TASK OBJECTIVE: Print every entry, word for word, and skip the images.

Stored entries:

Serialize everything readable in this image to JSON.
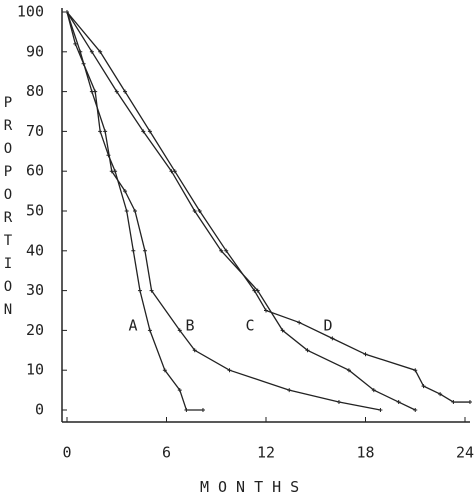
{
  "chart_data": {
    "type": "line",
    "y_label": "PROPORTION",
    "x_label": "MONTHS",
    "xlim": [
      0,
      24
    ],
    "ylim": [
      0,
      100
    ],
    "xticks": [
      0,
      6,
      12,
      18,
      24
    ],
    "yticks": [
      0,
      10,
      20,
      30,
      40,
      50,
      60,
      70,
      80,
      90,
      100
    ],
    "color": "#222",
    "series": [
      {
        "name": "A",
        "x": [
          0,
          0.5,
          1.0,
          1.7,
          2.0,
          2.5,
          2.9,
          3.6,
          4.0,
          4.4,
          5.0,
          5.9,
          6.8,
          7.2,
          8.2
        ],
        "values": [
          100,
          92,
          87,
          80,
          70,
          64,
          60,
          50,
          40,
          30,
          20,
          10,
          5,
          0,
          0
        ]
      },
      {
        "name": "B",
        "x": [
          0,
          0.8,
          1.5,
          2.3,
          2.7,
          3.5,
          4.1,
          4.7,
          5.1,
          6.8,
          7.7,
          9.8,
          13.4,
          16.4,
          18.9
        ],
        "values": [
          100,
          90,
          80,
          70,
          60,
          55,
          50,
          40,
          30,
          20,
          15,
          10,
          5,
          2,
          0
        ]
      },
      {
        "name": "C",
        "x": [
          0,
          1.5,
          3.0,
          4.6,
          6.3,
          7.7,
          9.3,
          11.5,
          13.0,
          14.5,
          17.0,
          18.5,
          20.0,
          21.0
        ],
        "values": [
          100,
          90,
          80,
          70,
          60,
          50,
          40,
          30,
          20,
          15,
          10,
          5,
          2,
          0
        ]
      },
      {
        "name": "D",
        "x": [
          0,
          2.0,
          3.5,
          5.0,
          6.5,
          8.0,
          9.6,
          11.3,
          12.0,
          14.0,
          16.0,
          18.0,
          21.0,
          21.5,
          22.5,
          23.3,
          24.3
        ],
        "values": [
          100,
          90,
          80,
          70,
          60,
          50,
          40,
          30,
          25,
          22,
          18,
          14,
          10,
          6,
          4,
          2,
          2
        ]
      }
    ]
  }
}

EXERCISE ANSWER:
Serialize everything readable in this image to JSON.
{
  "chart_data": {
    "type": "line",
    "y_label": "PROPORTION",
    "x_label": "MONTHS",
    "xlim": [
      0,
      24
    ],
    "ylim": [
      0,
      100
    ],
    "xticks": [
      0,
      6,
      12,
      18,
      24
    ],
    "yticks": [
      0,
      10,
      20,
      30,
      40,
      50,
      60,
      70,
      80,
      90,
      100
    ],
    "color": "#222",
    "series": [
      {
        "name": "A",
        "x": [
          0,
          0.5,
          1.0,
          1.7,
          2.0,
          2.5,
          2.9,
          3.6,
          4.0,
          4.4,
          5.0,
          5.9,
          6.8,
          7.2,
          8.2
        ],
        "values": [
          100,
          92,
          87,
          80,
          70,
          64,
          60,
          50,
          40,
          30,
          20,
          10,
          5,
          0,
          0
        ]
      },
      {
        "name": "B",
        "x": [
          0,
          0.8,
          1.5,
          2.3,
          2.7,
          3.5,
          4.1,
          4.7,
          5.1,
          6.8,
          7.7,
          9.8,
          13.4,
          16.4,
          18.9
        ],
        "values": [
          100,
          90,
          80,
          70,
          60,
          55,
          50,
          40,
          30,
          20,
          15,
          10,
          5,
          2,
          0
        ]
      },
      {
        "name": "C",
        "x": [
          0,
          1.5,
          3.0,
          4.6,
          6.3,
          7.7,
          9.3,
          11.5,
          13.0,
          14.5,
          17.0,
          18.5,
          20.0,
          21.0
        ],
        "values": [
          100,
          90,
          80,
          70,
          60,
          50,
          40,
          30,
          20,
          15,
          10,
          5,
          2,
          0
        ]
      },
      {
        "name": "D",
        "x": [
          0,
          2.0,
          3.5,
          5.0,
          6.5,
          8.0,
          9.6,
          11.3,
          12.0,
          14.0,
          16.0,
          18.0,
          21.0,
          21.5,
          22.5,
          23.3,
          24.3
        ],
        "values": [
          100,
          90,
          80,
          70,
          60,
          50,
          40,
          30,
          25,
          22,
          18,
          14,
          10,
          6,
          4,
          2,
          2
        ]
      }
    ]
  }
}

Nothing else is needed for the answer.